» **Latihan Tertulis a**
Tulis ulang baris-baris pada catatan sebagai daftar bernomor tanpa baris kosong. Mulailah dari baris yang memuat "691, 1385, 700]" dan lanjutkan hingga baris yang memuat "1009, 946, 1026]".

» **Kutipan Halaman**

● ● ● ● ●

Kedua bibit Armageddon dari Bintaro tersebut klo disatuin umpama menyatukan Babon keselek doping dan Bekantan overdosis viagra di satu kandang sempit. Alhasil kelasnya sulit dibedakan dengan rujak tumpah. Tiap gurunya ngomonk gak pernah ada yang dengerin. Bahkan (kayaknya . . .) gurunya pernah beberapa kali menangis, karena mengajar 2 titisan Lucifer tersebut.

Suatu ketika, kelas Journalist disuruh menggambarkan mengenai lingkungan sekolah. Maka gw dan anak-anak lain pun mulai melakukan tugas tersebut di depan taman TB/TK. Ketika sudah selesai, hasil mahakarya kami pun dibaca oleh beliau dan kemudian diberi pendapat dan masukan-masukan.

Anak-anak lain diberi pendapat seperti "pilihan katanya bagus", "pen-deskripsi-an nya bagus dan detail" dan lain-lainnya.

Ketika dy baca punya gw pendapatnya aneh sendiri, dy bilang "Hemm, bagus, tulisannya dari awal sampai akhir mengalir . . ." Beuh, emangnya tinta gw bocor sampe ngalir?? Kok dibilang bagus ??

Ternyata maksudnya adalah tulisan gw mampu menghanyutkan orang yang membaca, Emangnya gw banjir . . . ???

Apapun maksudnya yang penting komentar dy positip mengenai hasil tulisan gw yang gw buat ogah-ogahan tersebut.

Apa hubungannya dengan film "Inconvenient Truth (IT)" ?? Hubungannya yaitu gw merasakan hal yang sama seperti yang komentar beliau ketika menonton film IT.

Dari awal sampe akhir perhatian gw trus berenang-renang di dalam pembicaraan Al Gore yang menurut gw sangat perfect dalam membawakan presentasinya. Memang seh dy sudah presentasi hal yang sama puluhan kali, tapi tetep aja hal itu patut diacungi jempol. Benar-benar tidak ada rasa bosan, ngantuk, dan lelah ketika nonton IT.

Presentasinya dari santai, bisa berubah menjadi serius dan kritis tanpa kita sadari. Diselingi humor cerdas dan puluhan fakta mengenai global warming tanpa membuat kita merasa lelah.

● ● ● ● ●

» **Data tata letak spasial**
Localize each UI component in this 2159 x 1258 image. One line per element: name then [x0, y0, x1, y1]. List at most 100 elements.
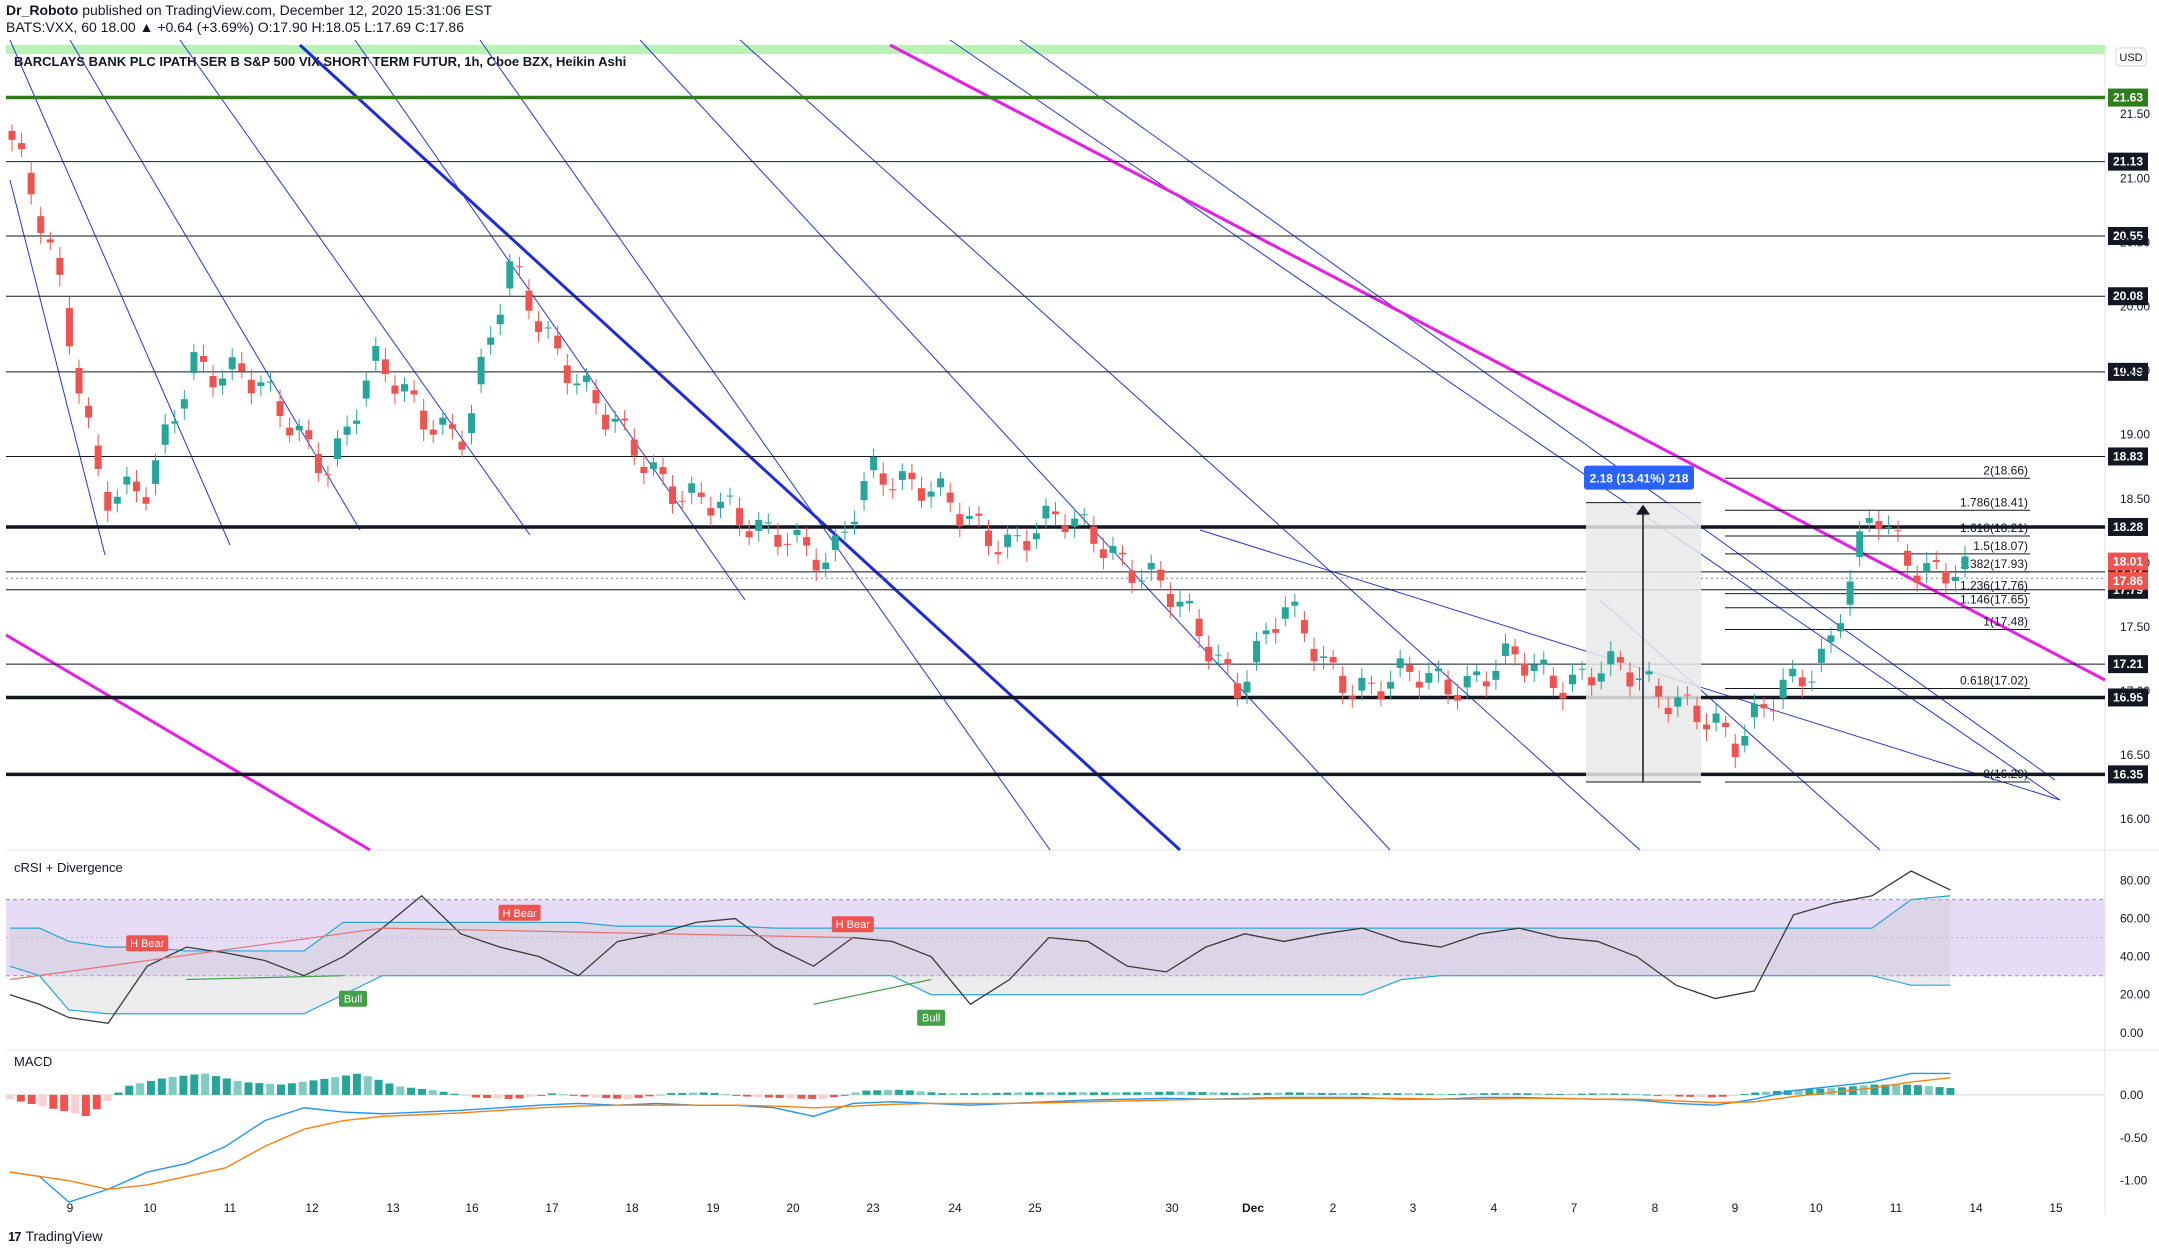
candle-body	[1377, 691, 1385, 700]
macd-histogram-bar	[92, 1094, 101, 1110]
candle-body	[1176, 601, 1184, 607]
candle-body	[372, 346, 380, 361]
macd-signal-line	[9, 1077, 1951, 1190]
macd-histogram-bar	[569, 1094, 578, 1096]
candle-body	[669, 486, 677, 504]
candle-body	[707, 508, 715, 516]
candle-body	[1071, 518, 1079, 527]
candle-body	[75, 367, 83, 394]
time-tick-label: 11	[224, 1201, 237, 1215]
candle-body	[104, 491, 112, 511]
macd-histogram-bar	[1859, 1085, 1868, 1095]
candle-body	[1320, 656, 1328, 658]
candle-body	[1157, 569, 1165, 581]
macd-histogram-bar	[1946, 1088, 1955, 1095]
ticker-info: BATS:VXX, 60 18.00 ▲ +0.64 (+3.69%) O:17…	[6, 19, 465, 35]
price-tick-label: 19.50	[2120, 364, 2150, 378]
candle-body	[18, 143, 26, 150]
macd-histogram-bar	[1317, 1093, 1326, 1095]
macd-histogram-bar	[1404, 1093, 1413, 1095]
candle-body	[247, 379, 255, 394]
candle-body	[1195, 618, 1203, 637]
candle-body	[1233, 683, 1241, 699]
macd-histogram-bar	[60, 1094, 69, 1112]
candle-body	[487, 337, 495, 345]
macd-histogram-bar	[1653, 1094, 1662, 1096]
brand-name[interactable]: TradingView	[25, 1228, 103, 1244]
candle-body	[860, 481, 868, 501]
candle-body	[697, 492, 705, 497]
candle-body	[582, 375, 590, 382]
macd-histogram-bar	[851, 1092, 860, 1095]
macd-histogram-bar	[287, 1083, 296, 1095]
candle-body	[793, 529, 801, 535]
macd-histogram-bar	[363, 1076, 372, 1095]
candle-body	[362, 380, 370, 399]
candle-body	[1521, 663, 1529, 676]
candle-body	[266, 381, 274, 383]
candle-body	[1224, 659, 1232, 665]
macd-histogram-bar	[1588, 1093, 1597, 1095]
bull-label-badge	[917, 1009, 946, 1026]
candle-body	[1444, 679, 1452, 695]
candle-body	[314, 454, 322, 474]
candle-body	[1473, 671, 1481, 676]
level-price-tag	[2108, 688, 2148, 707]
macd-histogram-bar	[775, 1094, 784, 1099]
published-info: published on TradingView.com, December 1…	[82, 2, 493, 18]
candle-body	[602, 414, 610, 430]
macd-histogram-bar	[1295, 1092, 1304, 1095]
level-price-label: 18.28	[2113, 520, 2143, 534]
time-tick-label: 17	[545, 1201, 559, 1215]
macd-histogram-bar	[916, 1091, 925, 1095]
candle-body	[649, 462, 657, 470]
macd-histogram-bar	[1751, 1092, 1760, 1095]
candle-body	[496, 314, 504, 325]
macd-histogram-bar	[27, 1094, 36, 1104]
macd-histogram-bar	[580, 1094, 589, 1097]
trend-channel-line	[1019, 39, 2056, 781]
candle-body	[458, 441, 466, 450]
candle-body	[209, 376, 217, 388]
candle-body	[123, 476, 131, 485]
candle-body	[506, 261, 514, 289]
candle-body	[1109, 546, 1117, 553]
bear-label-badge	[498, 904, 541, 921]
candle-body	[1616, 657, 1624, 663]
macd-histogram-bar	[949, 1093, 958, 1095]
macd-histogram-bar	[1230, 1092, 1239, 1095]
macd-histogram-bar	[1371, 1093, 1380, 1095]
price-tick-label: 18.50	[2120, 492, 2150, 506]
candle-body	[1281, 607, 1289, 619]
candle-body	[94, 445, 102, 469]
macd-histogram-bar	[591, 1094, 600, 1098]
macd-histogram-bar	[1642, 1094, 1651, 1096]
candle-body	[161, 424, 169, 445]
candle-body	[563, 365, 571, 384]
macd-histogram-bar	[114, 1092, 123, 1095]
candle-body	[946, 492, 954, 503]
macd-histogram-bar	[1382, 1093, 1391, 1095]
crsi-tick-label: 0.00	[2120, 1026, 2144, 1040]
macd-histogram-bar	[1632, 1093, 1641, 1095]
macd-histogram-bar	[222, 1078, 231, 1095]
candle-body	[621, 418, 629, 421]
macd-histogram-bar	[1924, 1086, 1933, 1095]
time-tick-label: 25	[1028, 1201, 1042, 1215]
bull-label: Bull	[922, 1013, 940, 1025]
candle-body	[1291, 601, 1299, 606]
time-tick-label: 9	[1732, 1201, 1739, 1215]
author-name[interactable]: Dr_Roboto	[6, 2, 79, 18]
macd-histogram-bar	[71, 1094, 80, 1114]
candle-body	[1549, 675, 1557, 689]
macd-histogram-bar	[190, 1074, 199, 1095]
fib-level-label: 1.146(17.65)	[1960, 593, 2028, 607]
candle-body	[1655, 685, 1663, 697]
macd-histogram-bar	[602, 1094, 611, 1099]
macd-histogram-bar	[374, 1079, 383, 1095]
crsi-pane: cRSI + Divergence H Bear H Bear H Bear Bull B…	[6, 860, 2105, 1026]
candle-body	[1013, 535, 1021, 537]
macd-histogram-bar	[667, 1093, 676, 1095]
macd-histogram-bar	[959, 1093, 968, 1095]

● ● ● ● ●

» **Latihan Tertulis b**
Ringkas paragraf dalam kutipan halaman yang diawali "Dari awal sampe akhir perhatian gw" menjadi dua atau tiga kalimat tanpa menghilangkan fakta utamanya.

» **Jawaban Akhir a**
1. candle-body	[1377, 691, 1385, 700]
2. macd-histogram-bar	[92, 1094, 101, 1110]
3. candle-body	[1176, 601, 1184, 607]
4. candle-body	[372, 346, 380, 361]
5. macd-signal-line	[9, 1077, 1951, 1190]
6. macd-histogram-bar	[569, 1094, 578, 1096]
7. candle-body	[669, 486, 677, 504]
8. candle-body	[707, 508, 715, 516]
9. candle-body	[1071, 518, 1079, 527]
10. candle-body	[75, 367, 83, 394]
11. time-tick-label: 11	[224, 1201, 237, 1215]
12. candle-body	[104, 491, 112, 511]
13. macd-histogram-bar	[1859, 1085, 1868, 1095]
14. candle-body	[1320, 656, 1328, 658]
15. candle-body	[1157, 569, 1165, 581]
16. macd-histogram-bar	[1946, 1088, 1955, 1095]
17. ticker-info: BATS:VXX, 60 18.00 ▲ +0.64 (+3.69%) O:17…	[6, 19, 465, 35]
18. price-tick-label: 19.50	[2120, 364, 2150, 378]
19. candle-body	[18, 143, 26, 150]
20. macd-histogram-bar	[1317, 1093, 1326, 1095]
21. macd-histogram-bar	[1404, 1093, 1413, 1095]
22. candle-body	[247, 379, 255, 394]
23. candle-body	[1195, 618, 1203, 637]
24. candle-body	[1233, 683, 1241, 699]
25. macd-histogram-bar	[60, 1094, 69, 1112]
26. candle-body	[487, 337, 495, 345]
27. macd-histogram-bar	[1653, 1094, 1662, 1096]
28. brand-name[interactable]: TradingView	[25, 1228, 103, 1244]
29. candle-body	[860, 481, 868, 501]
30. candle-body	[697, 492, 705, 497]
31. candle-body	[582, 375, 590, 382]
32. macd-histogram-bar	[851, 1092, 860, 1095]
33. macd-histogram-bar	[287, 1083, 296, 1095]
34. candle-body	[793, 529, 801, 535]
35. macd-histogram-bar	[363, 1076, 372, 1095]
36. candle-body	[362, 380, 370, 399]
37. candle-body	[1521, 663, 1529, 676]
38. candle-body	[266, 381, 274, 383]
39. candle-body	[1224, 659, 1232, 665]
40. macd-histogram-bar	[1588, 1093, 1597, 1095]
41. bull-label-badge	[917, 1009, 946, 1026]

» **Jawaban Akhir b**
Sejak awal hingga akhir, perhatian penulis terus tertuju pada pembicaraan Al Gore, yang dinilainya sangat sempurna dalam membawakan presentasi. Meski Al Gore sudah puluhan kali menyampaikan presentasi yang sama, hal itu tetap patut diacungi jempol. Menonton IT sama sekali tidak menimbulkan rasa bosan, kantuk, atau lelah.